Stored items
+ + + + +

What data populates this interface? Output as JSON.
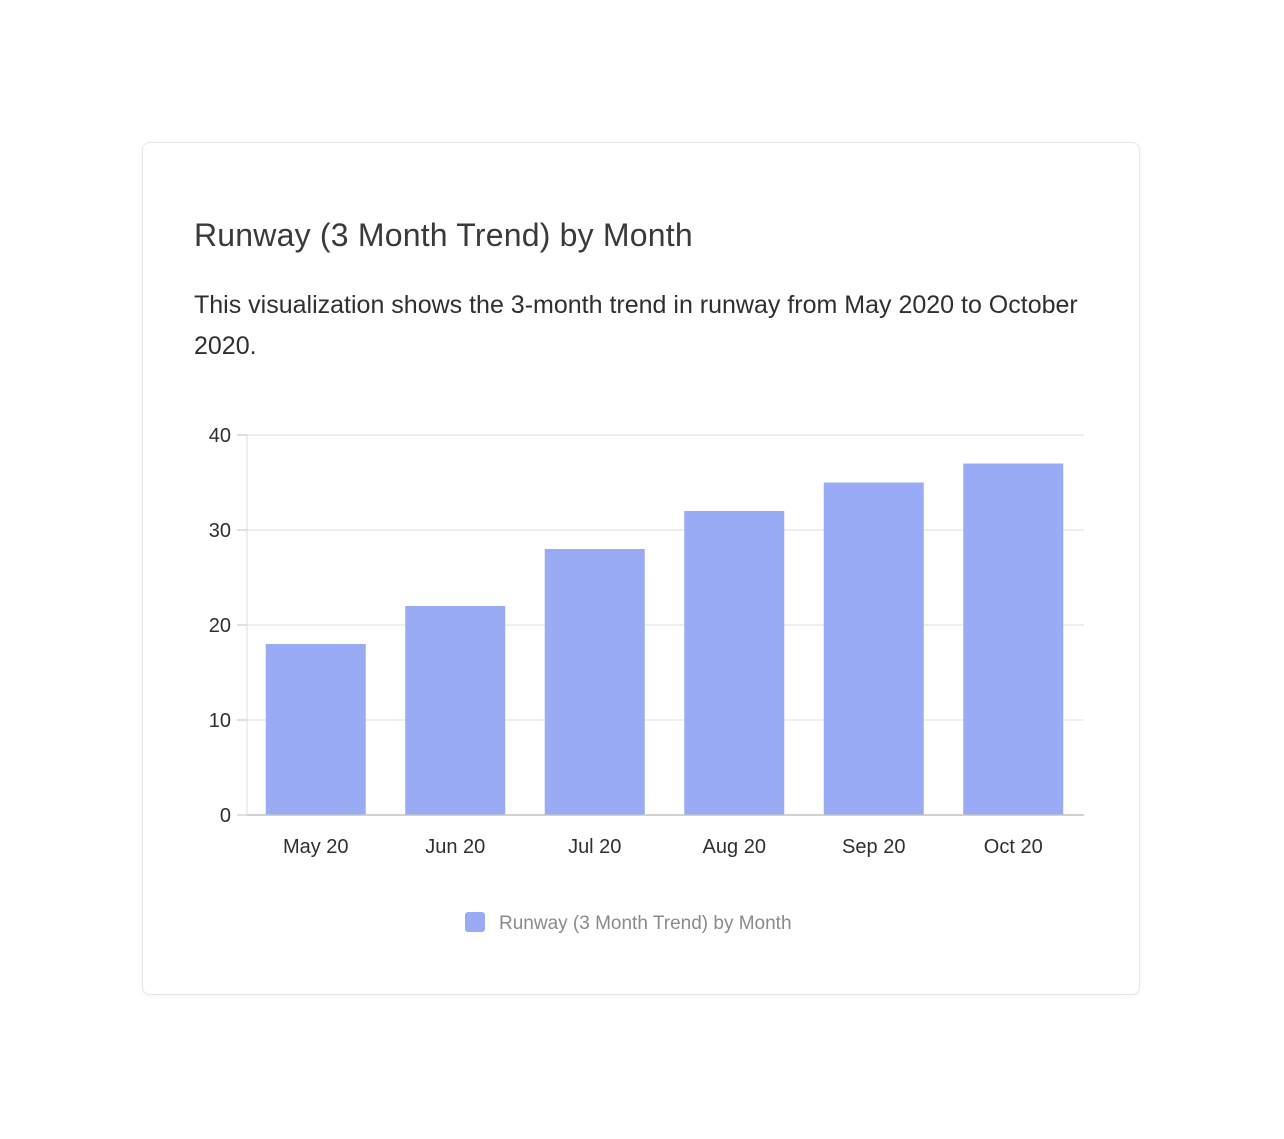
{
  "colors": {
    "bar": "#9aabf6",
    "grid": "#dcdcdc",
    "axis": "#c2c2c2"
  },
  "card": {
    "title": "Runway (3 Month Trend) by Month",
    "description": "This visualization shows the 3-month trend in runway from May 2020 to October 2020."
  },
  "chart_data": {
    "type": "bar",
    "categories": [
      "May 20",
      "Jun 20",
      "Jul 20",
      "Aug 20",
      "Sep 20",
      "Oct 20"
    ],
    "series": [
      {
        "name": "Runway (3 Month Trend) by Month",
        "values": [
          18,
          22,
          28,
          32,
          35,
          37
        ]
      }
    ],
    "ylim": [
      0,
      40
    ],
    "yticks": [
      0,
      10,
      20,
      30,
      40
    ],
    "grid": true,
    "legend": "bottom-center"
  }
}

+ + + + +

> [EXERCISE OBJECTIVE] Set the data above down again exactly as given, with no pictures.

> [WRITTEN SOLUTION]
What data populates this interface? Output as JSON.
{
  "colors": {
    "bar": "#9aabf6",
    "grid": "#dcdcdc",
    "axis": "#c2c2c2"
  },
  "card": {
    "title": "Runway (3 Month Trend) by Month",
    "description": "This visualization shows the 3-month trend in runway from May 2020 to October 2020."
  },
  "chart_data": {
    "type": "bar",
    "categories": [
      "May 20",
      "Jun 20",
      "Jul 20",
      "Aug 20",
      "Sep 20",
      "Oct 20"
    ],
    "series": [
      {
        "name": "Runway (3 Month Trend) by Month",
        "values": [
          18,
          22,
          28,
          32,
          35,
          37
        ]
      }
    ],
    "ylim": [
      0,
      40
    ],
    "yticks": [
      0,
      10,
      20,
      30,
      40
    ],
    "grid": true,
    "legend": "bottom-center"
  }
}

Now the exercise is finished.